* [WRITTEN TASK]
Produce an exact transcription of the listing below, omitting the pictures.

* [Dataset excerpts]
# # # # # # #

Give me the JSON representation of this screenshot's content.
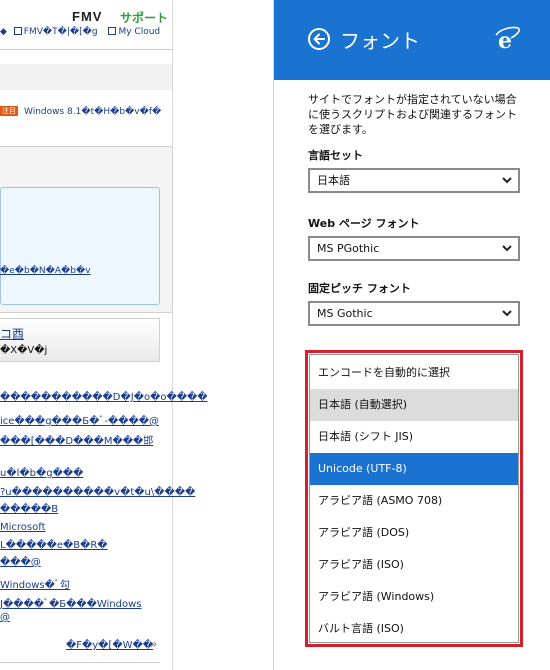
{
  "left_page": {
    "logo": "FMV",
    "support": "サポート",
    "top_links": [
      "◆",
      "FMV�T�|�[�g",
      "My Cloud"
    ],
    "news_badge": "注目",
    "news_text": "Windows 8.1�t�H�b�v�f�",
    "panel_link": "�e�b�N�A�b�v",
    "item_link": "コ⾣",
    "item_sub": "�X�V�j",
    "garbled_lines": [
      "�����������D�J�o�o����",
      "ice���g���Б�ﾞ-����@",
      "���[���D���M���邯",
      "u�l�b�g���",
      "?u����������v�t�u\\����",
      "�����B",
      "Microsoft",
      "L�����e�B�R�",
      "���@",
      "Windows�ﾞ勾",
      "J����ﾞ�Б���Windows",
      "@"
    ],
    "more_link": "�F�y�[�W��",
    "more_arrow": "»"
  },
  "flyout": {
    "title": "フォント",
    "back_icon": "back-arrow-icon",
    "browser_icon": "ie-logo-icon",
    "description": "サイトでフォントが指定されていない場合に使うスクリプトおよび関連するフォントを選びます。",
    "charset_label": "言語セット",
    "charset_value": "日本語",
    "web_font_label": "Web ページ フォント",
    "web_font_value": "MS PGothic",
    "fixed_font_label": "固定ピッチ フォント",
    "fixed_font_value": "MS Gothic",
    "encoding_options": [
      "エンコードを自動的に選択",
      "日本語 (自動選択)",
      "日本語 (シフト JIS)",
      "Unicode (UTF-8)",
      "アラビア語 (ASMO 708)",
      "アラビア語 (DOS)",
      "アラビア語 (ISO)",
      "アラビア語 (Windows)",
      "バルト言語 (ISO)"
    ],
    "hover_option": "日本語 (自動選択)",
    "selected_option": "Unicode (UTF-8)",
    "colors": {
      "accent": "#1b73d1",
      "highlight_frame": "#d4202a",
      "hover": "#dcdcdc"
    }
  }
}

# # # # # # #

* [FULL RESPONSE]
Give me the JSON representation of this screenshot's content.
{
  "left_page": {
    "logo": "FMV",
    "support": "サポート",
    "top_links": [
      "◆",
      "FMV�T�|�[�g",
      "My Cloud"
    ],
    "news_badge": "注目",
    "news_text": "Windows 8.1�t�H�b�v�f�",
    "panel_link": "�e�b�N�A�b�v",
    "item_link": "コ⾣",
    "item_sub": "�X�V�j",
    "garbled_lines": [
      "�����������D�J�o�o����",
      "ice���g���Б�ﾞ-����@",
      "���[���D���M���邯",
      "u�l�b�g���",
      "?u����������v�t�u\\����",
      "�����B",
      "Microsoft",
      "L�����e�B�R�",
      "���@",
      "Windows�ﾞ勾",
      "J����ﾞ�Б���Windows",
      "@"
    ],
    "more_link": "�F�y�[�W��",
    "more_arrow": "»"
  },
  "flyout": {
    "title": "フォント",
    "back_icon": "back-arrow-icon",
    "browser_icon": "ie-logo-icon",
    "description": "サイトでフォントが指定されていない場合に使うスクリプトおよび関連するフォントを選びます。",
    "charset_label": "言語セット",
    "charset_value": "日本語",
    "web_font_label": "Web ページ フォント",
    "web_font_value": "MS PGothic",
    "fixed_font_label": "固定ピッチ フォント",
    "fixed_font_value": "MS Gothic",
    "encoding_options": [
      "エンコードを自動的に選択",
      "日本語 (自動選択)",
      "日本語 (シフト JIS)",
      "Unicode (UTF-8)",
      "アラビア語 (ASMO 708)",
      "アラビア語 (DOS)",
      "アラビア語 (ISO)",
      "アラビア語 (Windows)",
      "バルト言語 (ISO)"
    ],
    "hover_option": "日本語 (自動選択)",
    "selected_option": "Unicode (UTF-8)",
    "colors": {
      "accent": "#1b73d1",
      "highlight_frame": "#d4202a",
      "hover": "#dcdcdc"
    }
  }
}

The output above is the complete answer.